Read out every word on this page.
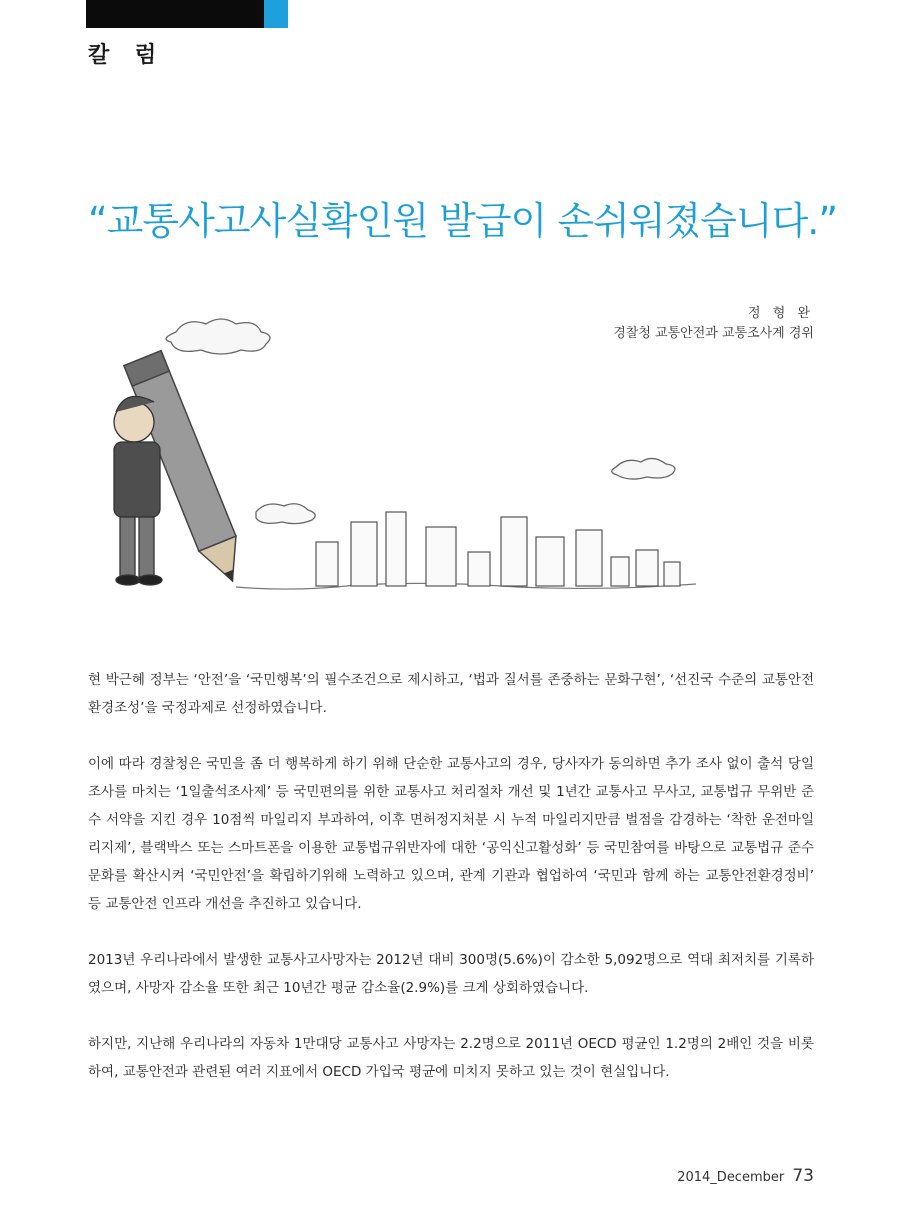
칼 럼
“교통사고사실확인원 발급이 손쉬워졌습니다.”
정 형 완
경찰청 교통안전과 교통조사계 경위

현 박근혜 정부는 ‘안전’을 ‘국민행복’의 필수조건으로 제시하고, ‘법과 질서를 존중하는 문화구현’, ‘선진국 수준의 교통안전 환경조성’을 국정과제로 선정하였습니다.

이에 따라 경찰청은 국민을 좀 더 행복하게 하기 위해 단순한 교통사고의 경우, 당사자가 동의하면 추가 조사 없이 출석 당일 조사를 마치는 ‘1일출석조사제’ 등 국민편의를 위한 교통사고 처리절차 개선 및 1년간 교통사고 무사고, 교통법규 무위반 준수 서약을 지킨 경우 10점씩 마일리지 부과하여, 이후 면허정지처분 시 누적 마일리지만큼 벌점을 감경하는 ‘착한 운전마일리지제’, 블랙박스 또는 스마트폰을 이용한 교통법규위반자에 대한 ‘공익신고활성화’ 등 국민참여를 바탕으로 교통법규 준수문화를 확산시켜 ‘국민안전’을 확립하기위해 노력하고 있으며, 관계 기관과 협업하여 ‘국민과 함께 하는 교통안전환경정비’ 등 교통안전 인프라 개선을 추진하고 있습니다.

2013년 우리나라에서 발생한 교통사고사망자는 2012년 대비 300명(5.6%)이 감소한 5,092명으로 역대 최저치를 기록하였으며, 사망자 감소율 또한 최근 10년간 평균 감소율(2.9%)를 크게 상회하였습니다.

하지만, 지난해 우리나라의 자동차 1만대당 교통사고 사망자는 2.2명으로 2011년 OECD 평균인 1.2명의 2배인 것을 비롯하여, 교통안전과 관련된 여러 지표에서 OECD 가입국 평균에 미치지 못하고 있는 것이 현실입니다.

2014_December 73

→ **EXERCISE DESCRIPTION**
Each record should be quoted exactly, with the images omitted.

→ **RESPONSE**
Read out every word on this page.
칼 럼
“교통사고사실확인원 발급이 손쉬워졌습니다.”
정 형 완
경찰청 교통안전과 교통조사계 경위

현 박근혜 정부는 ‘안전’을 ‘국민행복’의 필수조건으로 제시하고, ‘법과 질서를 존중하는 문화구현’, ‘선진국 수준의 교통안전 환경조성’을 국정과제로 선정하였습니다.

이에 따라 경찰청은 국민을 좀 더 행복하게 하기 위해 단순한 교통사고의 경우, 당사자가 동의하면 추가 조사 없이 출석 당일 조사를 마치는 ‘1일출석조사제’ 등 국민편의를 위한 교통사고 처리절차 개선 및 1년간 교통사고 무사고, 교통법규 무위반 준수 서약을 지킨 경우 10점씩 마일리지 부과하여, 이후 면허정지처분 시 누적 마일리지만큼 벌점을 감경하는 ‘착한 운전마일리지제’, 블랙박스 또는 스마트폰을 이용한 교통법규위반자에 대한 ‘공익신고활성화’ 등 국민참여를 바탕으로 교통법규 준수문화를 확산시켜 ‘국민안전’을 확립하기위해 노력하고 있으며, 관계 기관과 협업하여 ‘국민과 함께 하는 교통안전환경정비’ 등 교통안전 인프라 개선을 추진하고 있습니다.

2013년 우리나라에서 발생한 교통사고사망자는 2012년 대비 300명(5.6%)이 감소한 5,092명으로 역대 최저치를 기록하였으며, 사망자 감소율 또한 최근 10년간 평균 감소율(2.9%)를 크게 상회하였습니다.

하지만, 지난해 우리나라의 자동차 1만대당 교통사고 사망자는 2.2명으로 2011년 OECD 평균인 1.2명의 2배인 것을 비롯하여, 교통안전과 관련된 여러 지표에서 OECD 가입국 평균에 미치지 못하고 있는 것이 현실입니다.

2014_December 73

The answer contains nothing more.